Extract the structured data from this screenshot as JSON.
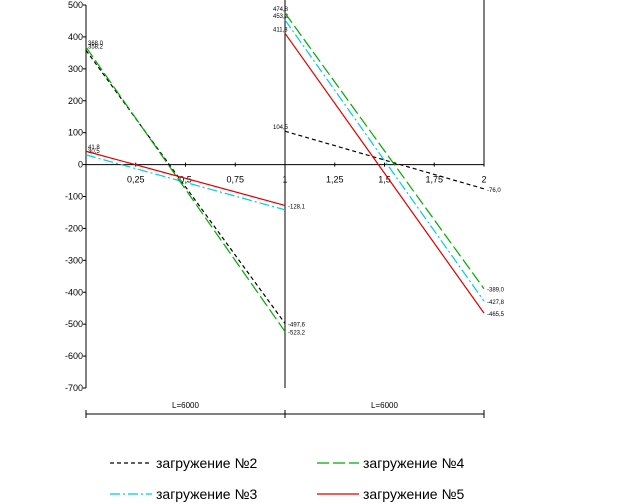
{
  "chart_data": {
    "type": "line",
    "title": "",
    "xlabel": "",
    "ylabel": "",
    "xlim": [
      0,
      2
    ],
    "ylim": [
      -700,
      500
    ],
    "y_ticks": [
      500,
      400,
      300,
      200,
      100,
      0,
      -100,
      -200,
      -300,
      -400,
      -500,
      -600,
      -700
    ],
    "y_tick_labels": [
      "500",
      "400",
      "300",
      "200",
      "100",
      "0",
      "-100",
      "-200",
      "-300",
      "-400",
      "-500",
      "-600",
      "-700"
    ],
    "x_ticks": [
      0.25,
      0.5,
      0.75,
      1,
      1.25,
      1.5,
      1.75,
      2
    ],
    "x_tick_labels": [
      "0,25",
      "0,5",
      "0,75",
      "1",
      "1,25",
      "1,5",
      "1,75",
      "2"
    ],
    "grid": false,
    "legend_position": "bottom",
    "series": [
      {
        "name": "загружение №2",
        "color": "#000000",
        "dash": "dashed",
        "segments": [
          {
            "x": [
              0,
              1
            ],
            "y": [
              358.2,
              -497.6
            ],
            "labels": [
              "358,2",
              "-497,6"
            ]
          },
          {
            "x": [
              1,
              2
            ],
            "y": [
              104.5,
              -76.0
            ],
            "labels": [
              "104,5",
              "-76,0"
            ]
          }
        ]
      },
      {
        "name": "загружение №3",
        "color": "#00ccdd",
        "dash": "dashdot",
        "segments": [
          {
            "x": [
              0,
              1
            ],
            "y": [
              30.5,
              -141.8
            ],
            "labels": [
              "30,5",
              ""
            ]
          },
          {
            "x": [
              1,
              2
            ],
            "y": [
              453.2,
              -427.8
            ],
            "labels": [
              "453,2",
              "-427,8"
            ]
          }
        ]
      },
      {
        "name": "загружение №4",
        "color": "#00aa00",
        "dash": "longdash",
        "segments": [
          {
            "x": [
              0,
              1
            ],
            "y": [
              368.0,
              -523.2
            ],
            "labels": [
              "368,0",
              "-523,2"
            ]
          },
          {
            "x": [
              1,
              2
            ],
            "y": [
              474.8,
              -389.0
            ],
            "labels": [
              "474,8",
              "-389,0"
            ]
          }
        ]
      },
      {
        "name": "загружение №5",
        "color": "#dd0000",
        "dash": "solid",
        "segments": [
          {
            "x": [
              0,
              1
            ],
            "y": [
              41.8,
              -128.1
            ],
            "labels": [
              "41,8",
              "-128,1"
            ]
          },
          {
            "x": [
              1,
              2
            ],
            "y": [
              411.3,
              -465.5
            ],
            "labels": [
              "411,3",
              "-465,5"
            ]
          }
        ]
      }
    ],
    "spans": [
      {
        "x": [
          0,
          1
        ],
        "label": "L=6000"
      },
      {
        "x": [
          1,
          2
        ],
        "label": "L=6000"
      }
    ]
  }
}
□ □ □ □ □ □ □
### Work to be completed
Scan the data above; copy every line where "name" appears.

### Output of the task
        "name": "загружение №2",
        "name": "загружение №3",
        "name": "загружение №4",
        "name": "загружение №5",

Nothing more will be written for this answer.